Work to complete |
Extract the entries in their exact form.

= = = = = = =

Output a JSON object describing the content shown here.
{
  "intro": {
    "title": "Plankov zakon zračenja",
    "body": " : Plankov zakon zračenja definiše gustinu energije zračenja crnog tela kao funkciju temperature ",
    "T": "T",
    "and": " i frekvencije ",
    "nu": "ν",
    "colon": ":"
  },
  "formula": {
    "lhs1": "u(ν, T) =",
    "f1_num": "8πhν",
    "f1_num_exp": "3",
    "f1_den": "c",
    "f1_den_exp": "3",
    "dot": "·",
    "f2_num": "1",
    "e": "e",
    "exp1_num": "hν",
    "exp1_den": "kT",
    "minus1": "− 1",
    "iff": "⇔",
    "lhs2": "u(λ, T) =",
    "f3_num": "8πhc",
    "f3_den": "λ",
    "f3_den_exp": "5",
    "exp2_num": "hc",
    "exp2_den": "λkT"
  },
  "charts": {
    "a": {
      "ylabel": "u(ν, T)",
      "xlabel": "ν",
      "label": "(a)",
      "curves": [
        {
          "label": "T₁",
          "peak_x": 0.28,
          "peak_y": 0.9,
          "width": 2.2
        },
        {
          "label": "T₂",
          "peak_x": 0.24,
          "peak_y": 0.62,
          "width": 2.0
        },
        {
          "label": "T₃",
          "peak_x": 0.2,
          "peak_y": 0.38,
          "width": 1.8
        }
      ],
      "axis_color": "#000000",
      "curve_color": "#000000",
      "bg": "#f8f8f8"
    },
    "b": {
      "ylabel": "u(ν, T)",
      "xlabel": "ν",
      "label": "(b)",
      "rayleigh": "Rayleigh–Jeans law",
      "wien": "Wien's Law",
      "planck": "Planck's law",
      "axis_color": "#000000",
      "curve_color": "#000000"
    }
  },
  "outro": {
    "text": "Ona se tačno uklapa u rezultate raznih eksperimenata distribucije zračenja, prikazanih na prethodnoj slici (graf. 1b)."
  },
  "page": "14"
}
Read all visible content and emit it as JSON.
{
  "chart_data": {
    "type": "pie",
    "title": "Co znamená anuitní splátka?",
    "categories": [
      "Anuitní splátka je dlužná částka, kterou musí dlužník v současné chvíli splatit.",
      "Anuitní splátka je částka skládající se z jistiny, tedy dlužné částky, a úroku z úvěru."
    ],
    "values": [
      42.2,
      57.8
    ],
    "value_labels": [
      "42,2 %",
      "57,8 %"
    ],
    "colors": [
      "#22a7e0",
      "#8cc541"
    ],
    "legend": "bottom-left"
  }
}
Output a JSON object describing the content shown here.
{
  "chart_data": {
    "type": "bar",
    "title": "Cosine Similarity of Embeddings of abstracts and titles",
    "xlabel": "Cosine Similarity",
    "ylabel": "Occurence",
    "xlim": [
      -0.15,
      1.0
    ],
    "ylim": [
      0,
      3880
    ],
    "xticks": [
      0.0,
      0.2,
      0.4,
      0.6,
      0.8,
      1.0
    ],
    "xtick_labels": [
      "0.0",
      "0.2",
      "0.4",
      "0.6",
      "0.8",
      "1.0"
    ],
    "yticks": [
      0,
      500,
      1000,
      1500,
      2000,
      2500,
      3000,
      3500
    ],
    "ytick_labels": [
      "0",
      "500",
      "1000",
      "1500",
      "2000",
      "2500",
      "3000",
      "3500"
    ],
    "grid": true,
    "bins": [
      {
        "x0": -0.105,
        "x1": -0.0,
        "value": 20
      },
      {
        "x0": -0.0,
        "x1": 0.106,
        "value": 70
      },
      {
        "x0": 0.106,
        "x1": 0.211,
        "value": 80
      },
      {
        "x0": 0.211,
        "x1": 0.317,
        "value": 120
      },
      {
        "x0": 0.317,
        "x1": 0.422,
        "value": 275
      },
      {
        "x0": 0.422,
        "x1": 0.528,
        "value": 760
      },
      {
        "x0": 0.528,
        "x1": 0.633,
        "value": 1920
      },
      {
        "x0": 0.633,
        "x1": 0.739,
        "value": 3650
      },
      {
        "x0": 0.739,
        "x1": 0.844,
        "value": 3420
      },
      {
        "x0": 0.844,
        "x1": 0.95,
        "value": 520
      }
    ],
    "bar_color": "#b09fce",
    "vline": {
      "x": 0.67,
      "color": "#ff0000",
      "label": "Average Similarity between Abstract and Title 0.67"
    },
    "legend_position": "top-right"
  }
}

= = = = = = =

Result for this exercise |
Output a JSON object describing the content shown here.
{
  "intro": {
    "title": "Plankov zakon zračenja",
    "body": " : Plankov zakon zračenja definiše gustinu energije zračenja crnog tela kao funkciju temperature ",
    "T": "T",
    "and": " i frekvencije ",
    "nu": "ν",
    "colon": ":"
  },
  "formula": {
    "lhs1": "u(ν, T) =",
    "f1_num": "8πhν",
    "f1_num_exp": "3",
    "f1_den": "c",
    "f1_den_exp": "3",
    "dot": "·",
    "f2_num": "1",
    "e": "e",
    "exp1_num": "hν",
    "exp1_den": "kT",
    "minus1": "− 1",
    "iff": "⇔",
    "lhs2": "u(λ, T) =",
    "f3_num": "8πhc",
    "f3_den": "λ",
    "f3_den_exp": "5",
    "exp2_num": "hc",
    "exp2_den": "λkT"
  },
  "charts": {
    "a": {
      "ylabel": "u(ν, T)",
      "xlabel": "ν",
      "label": "(a)",
      "curves": [
        {
          "label": "T₁",
          "peak_x": 0.28,
          "peak_y": 0.9,
          "width": 2.2
        },
        {
          "label": "T₂",
          "peak_x": 0.24,
          "peak_y": 0.62,
          "width": 2.0
        },
        {
          "label": "T₃",
          "peak_x": 0.2,
          "peak_y": 0.38,
          "width": 1.8
        }
      ],
      "axis_color": "#000000",
      "curve_color": "#000000",
      "bg": "#f8f8f8"
    },
    "b": {
      "ylabel": "u(ν, T)",
      "xlabel": "ν",
      "label": "(b)",
      "rayleigh": "Rayleigh–Jeans law",
      "wien": "Wien's Law",
      "planck": "Planck's law",
      "axis_color": "#000000",
      "curve_color": "#000000"
    }
  },
  "outro": {
    "text": "Ona se tačno uklapa u rezultate raznih eksperimenata distribucije zračenja, prikazanih na prethodnoj slici (graf. 1b)."
  },
  "page": "14"
}
Read all visible content and emit it as JSON.
{
  "chart_data": {
    "type": "pie",
    "title": "Co znamená anuitní splátka?",
    "categories": [
      "Anuitní splátka je dlužná částka, kterou musí dlužník v současné chvíli splatit.",
      "Anuitní splátka je částka skládající se z jistiny, tedy dlužné částky, a úroku z úvěru."
    ],
    "values": [
      42.2,
      57.8
    ],
    "value_labels": [
      "42,2 %",
      "57,8 %"
    ],
    "colors": [
      "#22a7e0",
      "#8cc541"
    ],
    "legend": "bottom-left"
  }
}
Output a JSON object describing the content shown here.
{
  "chart_data": {
    "type": "bar",
    "title": "Cosine Similarity of Embeddings of abstracts and titles",
    "xlabel": "Cosine Similarity",
    "ylabel": "Occurence",
    "xlim": [
      -0.15,
      1.0
    ],
    "ylim": [
      0,
      3880
    ],
    "xticks": [
      0.0,
      0.2,
      0.4,
      0.6,
      0.8,
      1.0
    ],
    "xtick_labels": [
      "0.0",
      "0.2",
      "0.4",
      "0.6",
      "0.8",
      "1.0"
    ],
    "yticks": [
      0,
      500,
      1000,
      1500,
      2000,
      2500,
      3000,
      3500
    ],
    "ytick_labels": [
      "0",
      "500",
      "1000",
      "1500",
      "2000",
      "2500",
      "3000",
      "3500"
    ],
    "grid": true,
    "bins": [
      {
        "x0": -0.105,
        "x1": -0.0,
        "value": 20
      },
      {
        "x0": -0.0,
        "x1": 0.106,
        "value": 70
      },
      {
        "x0": 0.106,
        "x1": 0.211,
        "value": 80
      },
      {
        "x0": 0.211,
        "x1": 0.317,
        "value": 120
      },
      {
        "x0": 0.317,
        "x1": 0.422,
        "value": 275
      },
      {
        "x0": 0.422,
        "x1": 0.528,
        "value": 760
      },
      {
        "x0": 0.528,
        "x1": 0.633,
        "value": 1920
      },
      {
        "x0": 0.633,
        "x1": 0.739,
        "value": 3650
      },
      {
        "x0": 0.739,
        "x1": 0.844,
        "value": 3420
      },
      {
        "x0": 0.844,
        "x1": 0.95,
        "value": 520
      }
    ],
    "bar_color": "#b09fce",
    "vline": {
      "x": 0.67,
      "color": "#ff0000",
      "label": "Average Similarity between Abstract and Title 0.67"
    },
    "legend_position": "top-right"
  }
}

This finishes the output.